● **What is required**:
Collect every line in the records below that contains the word "Register".
___ Data shown
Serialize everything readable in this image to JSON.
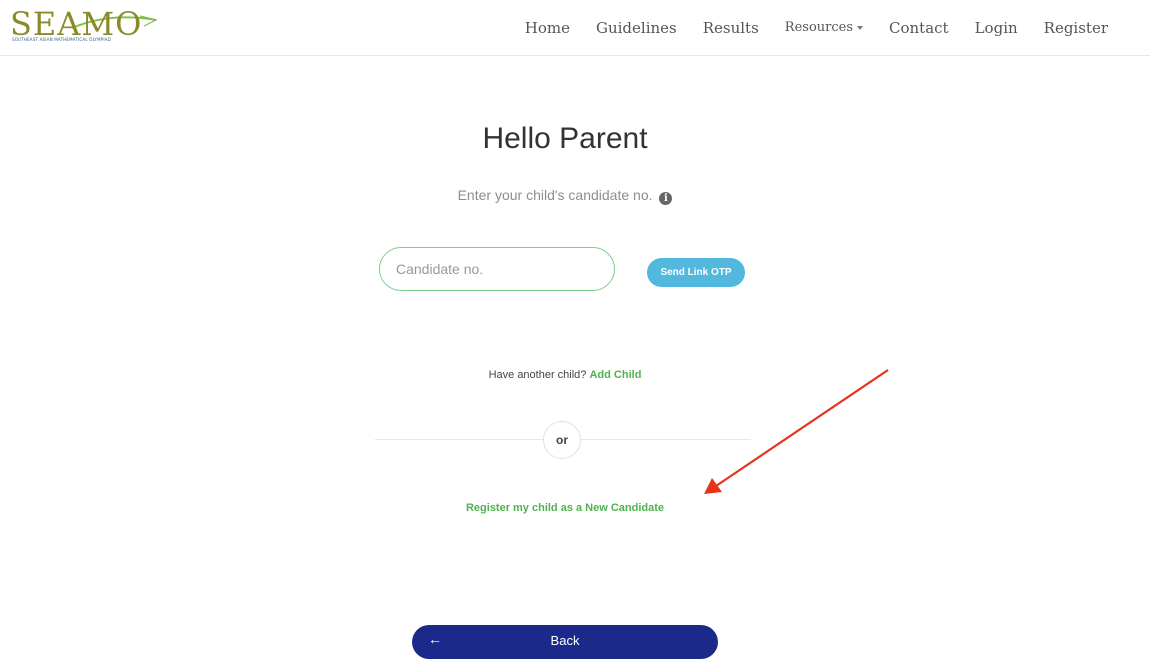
{
  "navbar": {
    "logo_text": "SEAMO",
    "logo_tagline": "SOUTHEAST ASIAN MATHEMATICAL OLYMPIAD",
    "items": [
      {
        "label": "Home"
      },
      {
        "label": "Guidelines"
      },
      {
        "label": "Results"
      },
      {
        "label": "Resources"
      },
      {
        "label": "Contact"
      },
      {
        "label": "Login"
      },
      {
        "label": "Register"
      }
    ]
  },
  "main": {
    "title": "Hello Parent",
    "subtitle": "Enter your child's candidate no.",
    "candidate_input": {
      "placeholder": "Candidate no.",
      "value": ""
    },
    "otp_button": "Send Link OTP",
    "another_child_text": "Have another child?",
    "add_child_link": "Add Child",
    "divider_text": "or",
    "register_link": "Register my child as a New Candidate",
    "back_button": "Back"
  },
  "colors": {
    "link_green": "#4fb24f",
    "otp_blue": "#52b8dd",
    "back_navy": "#1b2a8a",
    "annotation_red": "#e8321c",
    "input_border": "#7ccf8a"
  },
  "icons": [
    "info-icon",
    "dropdown-caret-icon",
    "back-arrow-icon",
    "annotation-arrow"
  ]
}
______
● **Response below**:
        "label": "Register"
    "register_link": "Register my child as a New Candidate",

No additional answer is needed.